Collected data
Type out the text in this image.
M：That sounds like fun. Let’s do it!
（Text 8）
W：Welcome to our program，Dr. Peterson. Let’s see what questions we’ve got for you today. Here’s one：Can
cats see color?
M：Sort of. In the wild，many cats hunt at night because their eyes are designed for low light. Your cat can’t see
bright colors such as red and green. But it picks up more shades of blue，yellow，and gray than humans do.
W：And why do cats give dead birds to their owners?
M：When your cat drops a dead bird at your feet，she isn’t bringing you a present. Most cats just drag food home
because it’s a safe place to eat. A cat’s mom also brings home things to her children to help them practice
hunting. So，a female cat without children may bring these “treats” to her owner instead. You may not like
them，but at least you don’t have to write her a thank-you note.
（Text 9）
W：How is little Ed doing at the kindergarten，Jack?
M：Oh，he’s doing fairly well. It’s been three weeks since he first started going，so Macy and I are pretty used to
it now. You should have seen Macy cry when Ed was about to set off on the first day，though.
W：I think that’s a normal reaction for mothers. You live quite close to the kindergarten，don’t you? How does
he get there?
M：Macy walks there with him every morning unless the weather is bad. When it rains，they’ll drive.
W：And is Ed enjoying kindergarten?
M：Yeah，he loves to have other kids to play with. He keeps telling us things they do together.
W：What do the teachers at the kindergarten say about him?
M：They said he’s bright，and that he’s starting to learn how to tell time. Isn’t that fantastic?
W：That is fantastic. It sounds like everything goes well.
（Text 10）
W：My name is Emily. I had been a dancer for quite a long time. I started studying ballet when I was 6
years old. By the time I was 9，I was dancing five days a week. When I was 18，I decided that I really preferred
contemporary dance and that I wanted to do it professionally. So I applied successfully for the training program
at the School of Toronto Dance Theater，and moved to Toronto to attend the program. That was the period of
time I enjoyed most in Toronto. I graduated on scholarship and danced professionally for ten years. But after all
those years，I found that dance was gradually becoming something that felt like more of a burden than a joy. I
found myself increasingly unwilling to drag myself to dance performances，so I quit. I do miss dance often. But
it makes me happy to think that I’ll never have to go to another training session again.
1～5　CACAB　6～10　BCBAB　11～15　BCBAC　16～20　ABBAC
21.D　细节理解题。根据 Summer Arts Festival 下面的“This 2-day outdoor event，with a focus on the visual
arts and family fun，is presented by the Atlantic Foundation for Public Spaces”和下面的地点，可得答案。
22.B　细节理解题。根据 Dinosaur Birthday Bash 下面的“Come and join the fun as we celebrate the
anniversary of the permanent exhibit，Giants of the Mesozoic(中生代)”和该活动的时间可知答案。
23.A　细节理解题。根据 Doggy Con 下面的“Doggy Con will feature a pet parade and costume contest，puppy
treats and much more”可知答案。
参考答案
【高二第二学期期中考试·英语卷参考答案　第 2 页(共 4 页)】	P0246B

__What you need to do__: Copy all of the data. Keep every word exactly as it is.

__Task result__:
Type out the text in this image.
M：That sounds like fun. Let’s do it!
（Text 8）
W：Welcome to our program，Dr. Peterson. Let’s see what questions we’ve got for you today. Here’s one：Can
cats see color?
M：Sort of. In the wild，many cats hunt at night because their eyes are designed for low light. Your cat can’t see
bright colors such as red and green. But it picks up more shades of blue，yellow，and gray than humans do.
W：And why do cats give dead birds to their owners?
M：When your cat drops a dead bird at your feet，she isn’t bringing you a present. Most cats just drag food home
because it’s a safe place to eat. A cat’s mom also brings home things to her children to help them practice
hunting. So，a female cat without children may bring these “treats” to her owner instead. You may not like
them，but at least you don’t have to write her a thank-you note.
（Text 9）
W：How is little Ed doing at the kindergarten，Jack?
M：Oh，he’s doing fairly well. It’s been three weeks since he first started going，so Macy and I are pretty used to
it now. You should have seen Macy cry when Ed was about to set off on the first day，though.
W：I think that’s a normal reaction for mothers. You live quite close to the kindergarten，don’t you? How does
he get there?
M：Macy walks there with him every morning unless the weather is bad. When it rains，they’ll drive.
W：And is Ed enjoying kindergarten?
M：Yeah，he loves to have other kids to play with. He keeps telling us things they do together.
W：What do the teachers at the kindergarten say about him?
M：They said he’s bright，and that he’s starting to learn how to tell time. Isn’t that fantastic?
W：That is fantastic. It sounds like everything goes well.
（Text 10）
W：My name is Emily. I had been a dancer for quite a long time. I started studying ballet when I was 6
years old. By the time I was 9，I was dancing five days a week. When I was 18，I decided that I really preferred
contemporary dance and that I wanted to do it professionally. So I applied successfully for the training program
at the School of Toronto Dance Theater，and moved to Toronto to attend the program. That was the period of
time I enjoyed most in Toronto. I graduated on scholarship and danced professionally for ten years. But after all
those years，I found that dance was gradually becoming something that felt like more of a burden than a joy. I
found myself increasingly unwilling to drag myself to dance performances，so I quit. I do miss dance often. But
it makes me happy to think that I’ll never have to go to another training session again.
1～5　CACAB　6～10　BCBAB　11～15　BCBAC　16～20　ABBAC
21.D　细节理解题。根据 Summer Arts Festival 下面的“This 2-day outdoor event，with a focus on the visual
arts and family fun，is presented by the Atlantic Foundation for Public Spaces”和下面的地点，可得答案。
22.B　细节理解题。根据 Dinosaur Birthday Bash 下面的“Come and join the fun as we celebrate the
anniversary of the permanent exhibit，Giants of the Mesozoic(中生代)”和该活动的时间可知答案。
23.A　细节理解题。根据 Doggy Con 下面的“Doggy Con will feature a pet parade and costume contest，puppy
treats and much more”可知答案。
参考答案
【高二第二学期期中考试·英语卷参考答案　第 2 页(共 4 页)】	P0246B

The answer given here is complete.